TASK TO COMPLETE.
Scan the entries below and extract each line with the word "มหานคร" in it.

++++

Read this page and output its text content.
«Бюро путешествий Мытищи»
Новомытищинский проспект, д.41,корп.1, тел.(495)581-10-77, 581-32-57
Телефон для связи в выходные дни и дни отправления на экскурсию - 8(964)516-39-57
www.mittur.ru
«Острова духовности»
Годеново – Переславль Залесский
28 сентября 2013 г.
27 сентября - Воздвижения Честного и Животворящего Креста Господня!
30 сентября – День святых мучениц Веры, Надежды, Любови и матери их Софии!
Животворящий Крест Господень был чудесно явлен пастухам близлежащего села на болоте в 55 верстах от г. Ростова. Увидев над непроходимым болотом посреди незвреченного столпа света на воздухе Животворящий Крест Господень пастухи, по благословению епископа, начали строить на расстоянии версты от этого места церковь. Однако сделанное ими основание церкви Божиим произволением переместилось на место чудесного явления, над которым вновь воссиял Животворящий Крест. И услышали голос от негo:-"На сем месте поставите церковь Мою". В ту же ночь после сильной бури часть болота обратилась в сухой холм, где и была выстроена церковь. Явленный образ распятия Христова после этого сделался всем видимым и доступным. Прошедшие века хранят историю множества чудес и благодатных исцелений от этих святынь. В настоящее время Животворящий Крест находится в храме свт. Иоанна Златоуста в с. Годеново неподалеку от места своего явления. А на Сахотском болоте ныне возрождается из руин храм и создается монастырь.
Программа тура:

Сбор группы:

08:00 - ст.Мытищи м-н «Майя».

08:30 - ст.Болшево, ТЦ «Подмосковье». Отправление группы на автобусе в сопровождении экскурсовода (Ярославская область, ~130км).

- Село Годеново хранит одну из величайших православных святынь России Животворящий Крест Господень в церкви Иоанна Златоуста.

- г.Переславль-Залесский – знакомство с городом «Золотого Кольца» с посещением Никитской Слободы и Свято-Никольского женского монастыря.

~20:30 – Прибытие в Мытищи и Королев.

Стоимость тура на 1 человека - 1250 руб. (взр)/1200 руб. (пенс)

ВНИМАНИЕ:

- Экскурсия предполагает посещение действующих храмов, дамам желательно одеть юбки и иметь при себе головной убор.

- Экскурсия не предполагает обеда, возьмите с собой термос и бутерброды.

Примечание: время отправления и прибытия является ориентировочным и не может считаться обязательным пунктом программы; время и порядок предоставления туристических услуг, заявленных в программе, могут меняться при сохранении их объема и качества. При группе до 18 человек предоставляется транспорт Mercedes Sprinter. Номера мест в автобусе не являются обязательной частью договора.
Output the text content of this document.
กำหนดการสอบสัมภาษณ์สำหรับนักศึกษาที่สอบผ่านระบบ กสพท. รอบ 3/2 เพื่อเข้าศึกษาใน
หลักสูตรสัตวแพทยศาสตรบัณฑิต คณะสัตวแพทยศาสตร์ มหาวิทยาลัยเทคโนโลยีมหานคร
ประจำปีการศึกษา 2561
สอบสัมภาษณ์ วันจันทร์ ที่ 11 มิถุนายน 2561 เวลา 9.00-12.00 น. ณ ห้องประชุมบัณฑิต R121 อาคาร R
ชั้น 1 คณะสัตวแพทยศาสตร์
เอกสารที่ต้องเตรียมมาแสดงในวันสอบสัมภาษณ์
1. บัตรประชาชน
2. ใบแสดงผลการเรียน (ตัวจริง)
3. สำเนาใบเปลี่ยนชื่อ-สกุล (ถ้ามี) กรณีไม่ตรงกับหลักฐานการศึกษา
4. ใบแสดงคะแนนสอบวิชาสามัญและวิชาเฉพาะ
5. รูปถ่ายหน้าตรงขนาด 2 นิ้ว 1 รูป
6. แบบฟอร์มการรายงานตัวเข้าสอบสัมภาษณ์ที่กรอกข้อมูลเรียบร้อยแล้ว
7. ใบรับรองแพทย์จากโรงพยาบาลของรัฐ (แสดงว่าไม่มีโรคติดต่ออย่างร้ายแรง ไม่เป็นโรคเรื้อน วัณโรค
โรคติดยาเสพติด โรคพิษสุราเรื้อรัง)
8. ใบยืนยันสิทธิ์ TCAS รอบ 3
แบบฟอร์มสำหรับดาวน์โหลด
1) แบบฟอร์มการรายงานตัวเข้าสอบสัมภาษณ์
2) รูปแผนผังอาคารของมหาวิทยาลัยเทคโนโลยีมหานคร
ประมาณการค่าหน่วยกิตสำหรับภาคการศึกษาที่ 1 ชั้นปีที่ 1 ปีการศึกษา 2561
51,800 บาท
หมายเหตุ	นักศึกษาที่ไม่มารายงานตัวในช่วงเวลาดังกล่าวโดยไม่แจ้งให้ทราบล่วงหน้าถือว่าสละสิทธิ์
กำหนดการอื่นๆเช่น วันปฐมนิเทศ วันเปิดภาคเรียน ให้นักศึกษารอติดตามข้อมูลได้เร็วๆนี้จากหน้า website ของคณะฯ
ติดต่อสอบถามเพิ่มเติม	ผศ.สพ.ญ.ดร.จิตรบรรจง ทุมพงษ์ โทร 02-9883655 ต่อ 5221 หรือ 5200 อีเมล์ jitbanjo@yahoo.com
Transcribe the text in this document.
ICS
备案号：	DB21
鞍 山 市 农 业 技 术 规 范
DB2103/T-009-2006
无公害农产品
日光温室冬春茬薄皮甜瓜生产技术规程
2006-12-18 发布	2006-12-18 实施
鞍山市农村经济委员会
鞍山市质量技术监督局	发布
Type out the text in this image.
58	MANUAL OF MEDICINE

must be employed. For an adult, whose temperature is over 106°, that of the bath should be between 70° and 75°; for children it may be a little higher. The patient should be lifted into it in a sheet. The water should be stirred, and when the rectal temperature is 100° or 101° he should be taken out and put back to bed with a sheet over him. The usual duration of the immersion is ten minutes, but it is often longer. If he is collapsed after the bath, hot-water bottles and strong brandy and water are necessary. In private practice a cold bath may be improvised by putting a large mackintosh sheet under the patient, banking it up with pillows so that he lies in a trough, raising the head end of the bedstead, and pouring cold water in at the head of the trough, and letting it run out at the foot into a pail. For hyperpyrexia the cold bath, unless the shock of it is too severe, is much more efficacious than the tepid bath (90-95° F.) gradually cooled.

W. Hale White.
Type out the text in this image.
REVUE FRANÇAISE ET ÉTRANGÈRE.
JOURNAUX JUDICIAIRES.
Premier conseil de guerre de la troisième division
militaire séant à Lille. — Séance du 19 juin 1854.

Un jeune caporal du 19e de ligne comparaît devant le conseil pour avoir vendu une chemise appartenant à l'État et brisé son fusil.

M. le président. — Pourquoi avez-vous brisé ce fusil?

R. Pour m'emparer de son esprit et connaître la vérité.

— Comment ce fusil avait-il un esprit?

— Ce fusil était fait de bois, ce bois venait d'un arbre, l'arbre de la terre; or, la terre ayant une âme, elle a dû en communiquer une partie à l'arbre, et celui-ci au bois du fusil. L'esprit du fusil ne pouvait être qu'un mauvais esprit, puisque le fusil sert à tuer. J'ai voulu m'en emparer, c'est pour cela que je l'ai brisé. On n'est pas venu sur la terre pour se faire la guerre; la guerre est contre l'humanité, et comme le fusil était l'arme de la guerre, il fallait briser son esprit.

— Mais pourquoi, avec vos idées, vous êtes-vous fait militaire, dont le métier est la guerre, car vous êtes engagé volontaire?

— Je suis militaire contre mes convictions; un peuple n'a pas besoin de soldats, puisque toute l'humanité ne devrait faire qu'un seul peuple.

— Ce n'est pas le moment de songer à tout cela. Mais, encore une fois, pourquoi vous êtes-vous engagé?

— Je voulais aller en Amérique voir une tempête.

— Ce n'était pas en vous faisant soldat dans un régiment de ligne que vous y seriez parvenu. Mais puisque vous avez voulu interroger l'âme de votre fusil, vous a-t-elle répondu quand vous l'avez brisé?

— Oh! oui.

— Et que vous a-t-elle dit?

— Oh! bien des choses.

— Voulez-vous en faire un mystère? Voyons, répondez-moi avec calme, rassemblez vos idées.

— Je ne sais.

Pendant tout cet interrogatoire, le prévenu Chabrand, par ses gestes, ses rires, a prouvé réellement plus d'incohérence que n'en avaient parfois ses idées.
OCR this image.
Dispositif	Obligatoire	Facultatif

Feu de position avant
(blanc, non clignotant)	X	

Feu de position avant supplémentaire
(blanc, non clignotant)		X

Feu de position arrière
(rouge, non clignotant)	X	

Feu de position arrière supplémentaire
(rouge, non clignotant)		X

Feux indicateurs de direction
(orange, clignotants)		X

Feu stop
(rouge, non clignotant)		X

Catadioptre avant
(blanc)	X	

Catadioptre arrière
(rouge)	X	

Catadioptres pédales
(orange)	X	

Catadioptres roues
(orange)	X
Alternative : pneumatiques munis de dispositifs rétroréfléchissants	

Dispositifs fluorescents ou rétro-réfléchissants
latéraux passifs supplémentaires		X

++++

WRITTEN RESPONSE.
หลักสูตรสัตวแพทยศาสตรบัณฑิต คณะสัตวแพทยศาสตร์ มหาวิทยาลัยเทคโนโลยีมหานคร
2) รูปแผนผังอาคารของมหาวิทยาลัยเทคโนโลยีมหานคร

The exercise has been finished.